◆ JOB: Using the data beneath, show every line that includes the word "Vсубсидий".

◆ DATA SHOWN:
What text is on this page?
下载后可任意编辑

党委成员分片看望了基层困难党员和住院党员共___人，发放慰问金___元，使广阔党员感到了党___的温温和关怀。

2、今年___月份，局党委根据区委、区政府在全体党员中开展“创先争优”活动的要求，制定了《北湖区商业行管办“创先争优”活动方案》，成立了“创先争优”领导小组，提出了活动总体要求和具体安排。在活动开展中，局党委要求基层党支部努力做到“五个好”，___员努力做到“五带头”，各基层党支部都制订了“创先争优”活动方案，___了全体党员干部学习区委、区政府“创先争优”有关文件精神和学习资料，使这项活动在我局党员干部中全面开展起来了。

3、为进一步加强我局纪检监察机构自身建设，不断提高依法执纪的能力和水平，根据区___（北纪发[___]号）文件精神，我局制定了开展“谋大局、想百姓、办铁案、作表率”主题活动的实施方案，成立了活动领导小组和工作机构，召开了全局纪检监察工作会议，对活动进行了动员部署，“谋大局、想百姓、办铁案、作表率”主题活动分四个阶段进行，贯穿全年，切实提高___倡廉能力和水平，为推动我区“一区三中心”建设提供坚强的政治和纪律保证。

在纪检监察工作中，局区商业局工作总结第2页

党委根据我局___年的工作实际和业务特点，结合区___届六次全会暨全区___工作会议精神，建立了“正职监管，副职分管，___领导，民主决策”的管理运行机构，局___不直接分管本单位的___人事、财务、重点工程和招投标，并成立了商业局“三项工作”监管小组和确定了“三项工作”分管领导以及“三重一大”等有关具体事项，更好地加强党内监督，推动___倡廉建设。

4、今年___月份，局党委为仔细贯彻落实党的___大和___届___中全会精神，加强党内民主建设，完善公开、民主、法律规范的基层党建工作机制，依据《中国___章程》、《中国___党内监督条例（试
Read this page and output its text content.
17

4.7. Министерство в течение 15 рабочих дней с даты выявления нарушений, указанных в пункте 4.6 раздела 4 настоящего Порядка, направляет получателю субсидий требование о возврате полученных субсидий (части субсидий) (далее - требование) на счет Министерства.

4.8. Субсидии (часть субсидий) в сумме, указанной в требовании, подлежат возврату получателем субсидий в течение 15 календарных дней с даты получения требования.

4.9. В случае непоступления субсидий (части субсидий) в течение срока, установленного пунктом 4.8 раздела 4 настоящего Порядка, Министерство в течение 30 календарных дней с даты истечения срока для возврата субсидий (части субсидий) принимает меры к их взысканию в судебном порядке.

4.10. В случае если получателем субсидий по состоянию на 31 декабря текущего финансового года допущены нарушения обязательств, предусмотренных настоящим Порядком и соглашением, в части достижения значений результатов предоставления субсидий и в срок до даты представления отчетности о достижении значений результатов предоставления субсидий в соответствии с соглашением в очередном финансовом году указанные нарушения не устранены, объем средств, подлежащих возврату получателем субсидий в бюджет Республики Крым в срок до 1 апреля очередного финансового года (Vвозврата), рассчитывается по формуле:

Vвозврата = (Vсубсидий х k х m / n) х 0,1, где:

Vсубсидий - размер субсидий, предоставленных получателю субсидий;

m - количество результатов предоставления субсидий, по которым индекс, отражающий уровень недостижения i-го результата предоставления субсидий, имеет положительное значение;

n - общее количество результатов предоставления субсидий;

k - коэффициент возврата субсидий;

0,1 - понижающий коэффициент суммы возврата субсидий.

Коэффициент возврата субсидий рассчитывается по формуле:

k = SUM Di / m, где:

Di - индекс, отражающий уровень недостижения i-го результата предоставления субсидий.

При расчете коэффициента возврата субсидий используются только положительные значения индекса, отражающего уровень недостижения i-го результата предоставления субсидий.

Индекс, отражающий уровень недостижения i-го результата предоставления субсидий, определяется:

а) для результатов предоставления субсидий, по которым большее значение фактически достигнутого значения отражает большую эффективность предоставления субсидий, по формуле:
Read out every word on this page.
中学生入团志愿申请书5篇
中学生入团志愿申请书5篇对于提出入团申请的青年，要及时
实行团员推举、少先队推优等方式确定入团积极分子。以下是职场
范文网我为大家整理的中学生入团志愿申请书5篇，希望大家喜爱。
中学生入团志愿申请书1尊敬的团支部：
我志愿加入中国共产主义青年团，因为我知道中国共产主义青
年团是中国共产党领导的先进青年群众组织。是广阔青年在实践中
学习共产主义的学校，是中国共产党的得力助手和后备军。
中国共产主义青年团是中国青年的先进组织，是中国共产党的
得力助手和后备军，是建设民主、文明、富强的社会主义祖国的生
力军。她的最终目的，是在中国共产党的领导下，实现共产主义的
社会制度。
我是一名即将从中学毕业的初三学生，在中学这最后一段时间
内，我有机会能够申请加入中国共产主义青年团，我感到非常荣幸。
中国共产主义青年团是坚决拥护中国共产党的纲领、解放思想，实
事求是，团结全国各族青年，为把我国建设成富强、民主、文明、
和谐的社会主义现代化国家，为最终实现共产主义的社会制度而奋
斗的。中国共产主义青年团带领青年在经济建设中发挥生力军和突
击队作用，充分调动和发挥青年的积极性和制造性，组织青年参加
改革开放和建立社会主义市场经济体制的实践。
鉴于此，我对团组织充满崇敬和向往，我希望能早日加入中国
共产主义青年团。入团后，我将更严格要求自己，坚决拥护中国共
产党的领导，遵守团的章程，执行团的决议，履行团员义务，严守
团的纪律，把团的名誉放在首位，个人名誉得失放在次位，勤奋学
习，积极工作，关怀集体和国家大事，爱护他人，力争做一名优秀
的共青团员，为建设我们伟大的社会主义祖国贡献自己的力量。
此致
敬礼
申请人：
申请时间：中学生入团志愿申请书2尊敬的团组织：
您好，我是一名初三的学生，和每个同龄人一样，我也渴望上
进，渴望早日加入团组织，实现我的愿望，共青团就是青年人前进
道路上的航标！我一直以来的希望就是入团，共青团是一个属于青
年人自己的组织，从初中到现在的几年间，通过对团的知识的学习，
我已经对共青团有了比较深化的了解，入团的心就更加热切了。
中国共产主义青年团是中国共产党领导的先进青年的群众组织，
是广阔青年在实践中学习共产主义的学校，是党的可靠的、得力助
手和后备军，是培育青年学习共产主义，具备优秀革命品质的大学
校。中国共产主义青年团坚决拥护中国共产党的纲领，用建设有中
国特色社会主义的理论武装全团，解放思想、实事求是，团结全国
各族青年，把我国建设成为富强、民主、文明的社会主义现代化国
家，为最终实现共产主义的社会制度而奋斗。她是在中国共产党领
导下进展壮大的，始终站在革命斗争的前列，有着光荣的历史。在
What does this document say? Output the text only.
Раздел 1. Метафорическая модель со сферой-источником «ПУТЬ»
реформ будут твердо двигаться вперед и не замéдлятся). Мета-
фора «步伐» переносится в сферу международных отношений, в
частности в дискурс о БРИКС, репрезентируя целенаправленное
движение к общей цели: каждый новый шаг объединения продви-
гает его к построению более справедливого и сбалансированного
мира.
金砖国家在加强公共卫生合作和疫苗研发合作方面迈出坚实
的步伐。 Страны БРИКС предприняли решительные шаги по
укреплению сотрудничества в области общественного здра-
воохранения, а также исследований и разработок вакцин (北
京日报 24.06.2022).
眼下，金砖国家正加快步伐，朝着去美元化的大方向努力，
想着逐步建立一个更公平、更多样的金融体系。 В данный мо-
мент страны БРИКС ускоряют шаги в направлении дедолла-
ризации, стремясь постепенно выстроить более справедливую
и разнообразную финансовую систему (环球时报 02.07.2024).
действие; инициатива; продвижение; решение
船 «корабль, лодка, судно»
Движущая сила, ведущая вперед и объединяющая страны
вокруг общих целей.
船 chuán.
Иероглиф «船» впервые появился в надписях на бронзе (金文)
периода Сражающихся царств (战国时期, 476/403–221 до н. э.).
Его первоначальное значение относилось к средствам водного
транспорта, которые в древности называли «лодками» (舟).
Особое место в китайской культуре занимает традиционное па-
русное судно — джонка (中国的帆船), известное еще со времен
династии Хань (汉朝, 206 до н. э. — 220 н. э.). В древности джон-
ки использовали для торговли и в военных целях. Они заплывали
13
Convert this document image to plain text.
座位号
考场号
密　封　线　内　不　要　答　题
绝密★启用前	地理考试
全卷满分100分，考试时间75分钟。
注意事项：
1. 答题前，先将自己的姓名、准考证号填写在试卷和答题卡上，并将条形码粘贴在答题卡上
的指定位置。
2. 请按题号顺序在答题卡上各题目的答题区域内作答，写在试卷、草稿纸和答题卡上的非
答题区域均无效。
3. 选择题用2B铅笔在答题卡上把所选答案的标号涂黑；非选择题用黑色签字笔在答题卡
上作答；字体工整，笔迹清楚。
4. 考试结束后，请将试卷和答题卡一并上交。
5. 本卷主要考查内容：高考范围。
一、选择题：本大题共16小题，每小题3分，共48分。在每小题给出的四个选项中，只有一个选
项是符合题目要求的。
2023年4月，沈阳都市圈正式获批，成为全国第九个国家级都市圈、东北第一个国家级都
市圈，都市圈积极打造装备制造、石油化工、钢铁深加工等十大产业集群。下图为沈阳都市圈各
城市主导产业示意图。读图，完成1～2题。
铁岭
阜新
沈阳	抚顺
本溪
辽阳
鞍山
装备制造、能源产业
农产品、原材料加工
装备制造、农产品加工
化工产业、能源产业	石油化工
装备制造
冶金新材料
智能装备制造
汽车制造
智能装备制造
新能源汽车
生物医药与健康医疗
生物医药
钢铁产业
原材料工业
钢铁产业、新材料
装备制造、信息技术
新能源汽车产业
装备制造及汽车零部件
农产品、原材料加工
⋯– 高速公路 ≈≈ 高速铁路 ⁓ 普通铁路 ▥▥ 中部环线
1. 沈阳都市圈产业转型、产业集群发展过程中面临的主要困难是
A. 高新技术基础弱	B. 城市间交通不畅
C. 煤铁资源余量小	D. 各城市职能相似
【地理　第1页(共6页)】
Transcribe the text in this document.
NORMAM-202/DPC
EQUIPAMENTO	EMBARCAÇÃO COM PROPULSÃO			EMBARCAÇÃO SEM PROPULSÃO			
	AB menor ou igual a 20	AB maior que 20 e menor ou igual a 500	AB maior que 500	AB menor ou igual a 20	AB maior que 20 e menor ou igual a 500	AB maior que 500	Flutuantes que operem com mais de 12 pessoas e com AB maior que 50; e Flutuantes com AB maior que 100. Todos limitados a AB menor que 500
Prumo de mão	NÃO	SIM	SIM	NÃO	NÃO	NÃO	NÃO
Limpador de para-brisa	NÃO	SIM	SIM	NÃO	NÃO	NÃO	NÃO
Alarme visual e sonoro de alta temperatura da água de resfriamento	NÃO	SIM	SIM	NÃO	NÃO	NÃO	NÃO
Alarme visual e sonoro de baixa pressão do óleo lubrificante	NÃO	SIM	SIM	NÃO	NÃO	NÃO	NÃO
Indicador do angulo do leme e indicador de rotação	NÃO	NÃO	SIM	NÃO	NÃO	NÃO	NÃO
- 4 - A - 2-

◆ ANSWER IN FULL:
Vвозврата = (Vсубсидий х k х m / n) х 0,1, где:
Vсубсидий - размер субсидий, предоставленных получателю субсидий;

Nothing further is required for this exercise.